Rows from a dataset
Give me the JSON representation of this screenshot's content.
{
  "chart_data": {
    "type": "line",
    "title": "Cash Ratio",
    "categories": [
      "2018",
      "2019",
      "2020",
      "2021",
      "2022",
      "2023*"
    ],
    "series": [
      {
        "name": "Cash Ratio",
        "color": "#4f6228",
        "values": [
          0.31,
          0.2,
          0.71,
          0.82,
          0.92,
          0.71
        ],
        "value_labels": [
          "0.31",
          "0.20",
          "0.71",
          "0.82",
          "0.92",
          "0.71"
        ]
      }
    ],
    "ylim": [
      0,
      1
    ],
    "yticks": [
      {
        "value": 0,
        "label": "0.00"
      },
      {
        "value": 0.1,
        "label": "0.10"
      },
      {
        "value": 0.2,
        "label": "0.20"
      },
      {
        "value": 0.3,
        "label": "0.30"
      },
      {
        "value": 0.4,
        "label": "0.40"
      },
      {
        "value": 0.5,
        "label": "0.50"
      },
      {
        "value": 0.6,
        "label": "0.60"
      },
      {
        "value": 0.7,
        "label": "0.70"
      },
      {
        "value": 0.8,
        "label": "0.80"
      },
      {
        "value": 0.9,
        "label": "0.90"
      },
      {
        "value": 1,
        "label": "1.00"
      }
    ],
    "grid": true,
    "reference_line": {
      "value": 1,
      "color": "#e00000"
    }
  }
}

- GIVEN EXERCISE -
Recite the full listing above exactly.

- COMPLETED EXERCISE -
Give me the JSON representation of this screenshot's content.
{
  "chart_data": {
    "type": "line",
    "title": "Cash Ratio",
    "categories": [
      "2018",
      "2019",
      "2020",
      "2021",
      "2022",
      "2023*"
    ],
    "series": [
      {
        "name": "Cash Ratio",
        "color": "#4f6228",
        "values": [
          0.31,
          0.2,
          0.71,
          0.82,
          0.92,
          0.71
        ],
        "value_labels": [
          "0.31",
          "0.20",
          "0.71",
          "0.82",
          "0.92",
          "0.71"
        ]
      }
    ],
    "ylim": [
      0,
      1
    ],
    "yticks": [
      {
        "value": 0,
        "label": "0.00"
      },
      {
        "value": 0.1,
        "label": "0.10"
      },
      {
        "value": 0.2,
        "label": "0.20"
      },
      {
        "value": 0.3,
        "label": "0.30"
      },
      {
        "value": 0.4,
        "label": "0.40"
      },
      {
        "value": 0.5,
        "label": "0.50"
      },
      {
        "value": 0.6,
        "label": "0.60"
      },
      {
        "value": 0.7,
        "label": "0.70"
      },
      {
        "value": 0.8,
        "label": "0.80"
      },
      {
        "value": 0.9,
        "label": "0.90"
      },
      {
        "value": 1,
        "label": "1.00"
      }
    ],
    "grid": true,
    "reference_line": {
      "value": 1,
      "color": "#e00000"
    }
  }
}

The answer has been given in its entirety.